What the exercise asks:
Identify the lines bearing the string "electric" and gather them.

Dataset records:
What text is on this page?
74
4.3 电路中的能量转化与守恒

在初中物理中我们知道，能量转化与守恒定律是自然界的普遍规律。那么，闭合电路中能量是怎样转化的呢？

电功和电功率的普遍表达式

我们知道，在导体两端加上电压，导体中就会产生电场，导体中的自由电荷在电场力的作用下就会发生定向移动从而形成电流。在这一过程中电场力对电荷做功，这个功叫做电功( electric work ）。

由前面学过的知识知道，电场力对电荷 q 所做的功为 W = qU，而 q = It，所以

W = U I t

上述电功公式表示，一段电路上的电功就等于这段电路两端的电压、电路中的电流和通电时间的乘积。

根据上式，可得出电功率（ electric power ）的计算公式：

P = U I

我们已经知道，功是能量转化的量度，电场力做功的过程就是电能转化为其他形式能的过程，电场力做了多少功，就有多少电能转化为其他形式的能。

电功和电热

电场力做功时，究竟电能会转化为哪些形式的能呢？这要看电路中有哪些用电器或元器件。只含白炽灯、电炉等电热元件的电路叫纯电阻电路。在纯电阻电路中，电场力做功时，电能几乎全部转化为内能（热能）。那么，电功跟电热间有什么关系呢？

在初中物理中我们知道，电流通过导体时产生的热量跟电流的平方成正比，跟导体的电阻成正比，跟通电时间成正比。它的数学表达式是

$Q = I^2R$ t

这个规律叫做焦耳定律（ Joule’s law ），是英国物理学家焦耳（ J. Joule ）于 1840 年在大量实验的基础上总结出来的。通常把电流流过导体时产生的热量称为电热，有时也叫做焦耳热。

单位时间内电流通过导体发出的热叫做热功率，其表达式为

The reply:
我们知道，在导体两端加上电压，导体中就会产生电场，导体中的自由电荷在电场力的作用下就会发生定向移动从而形成电流。在这一过程中电场力对电荷做功，这个功叫做电功( electric work ）。
根据上式，可得出电功率（ electric power ）的计算公式：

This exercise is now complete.